▶ _What you will do_:
Identify each line holding the string "this" and copy it.

▶ _Task input_:
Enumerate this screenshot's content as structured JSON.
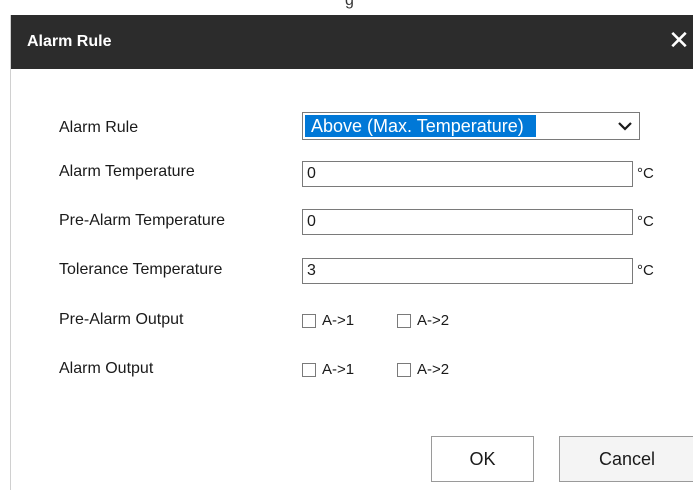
{
  "background_text": "g",
  "dialog": {
    "title": "Alarm Rule",
    "close_icon": "close-icon"
  },
  "form": {
    "alarm_rule": {
      "label": "Alarm Rule",
      "selected": "Above (Max. Temperature)"
    },
    "alarm_temperature": {
      "label": "Alarm Temperature",
      "value": "0",
      "unit": "°C"
    },
    "pre_alarm_temperature": {
      "label": "Pre-Alarm Temperature",
      "value": "0",
      "unit": "°C"
    },
    "tolerance_temperature": {
      "label": "Tolerance Temperature",
      "value": "3",
      "unit": "°C"
    },
    "pre_alarm_output": {
      "label": "Pre-Alarm Output",
      "options": [
        {
          "label": "A->1",
          "checked": false
        },
        {
          "label": "A->2",
          "checked": false
        }
      ]
    },
    "alarm_output": {
      "label": "Alarm Output",
      "options": [
        {
          "label": "A->1",
          "checked": false
        },
        {
          "label": "A->2",
          "checked": false
        }
      ]
    }
  },
  "buttons": {
    "ok": "OK",
    "cancel": "Cancel"
  },
  "colors": {
    "titlebar": "#2c2c2c",
    "selection": "#0078d7"
  }
}
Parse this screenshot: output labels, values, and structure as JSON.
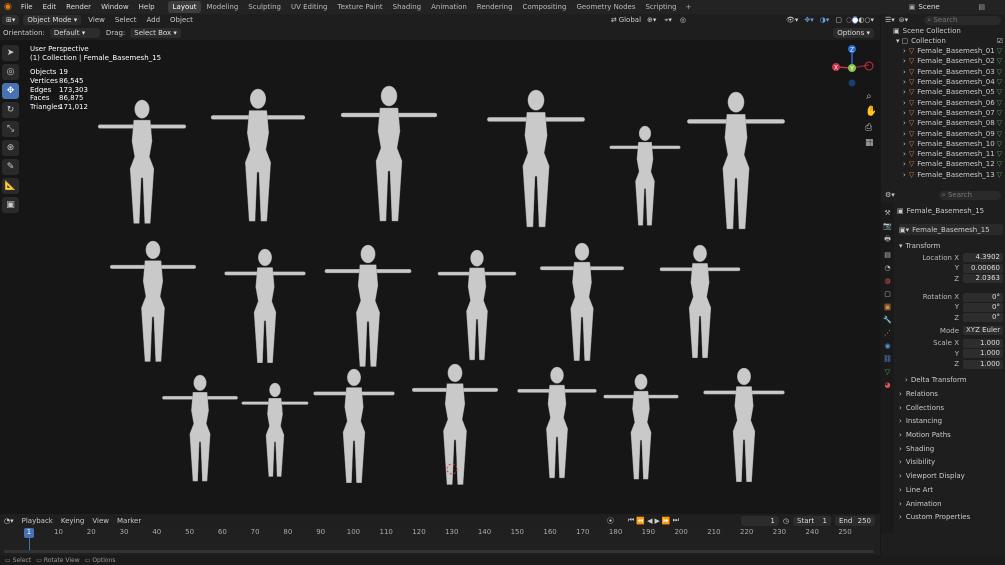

▶ _Solution below_:
Enumerate this screenshot's content as structured JSON.
Parse this screenshot: output labels, values, and structure as JSON.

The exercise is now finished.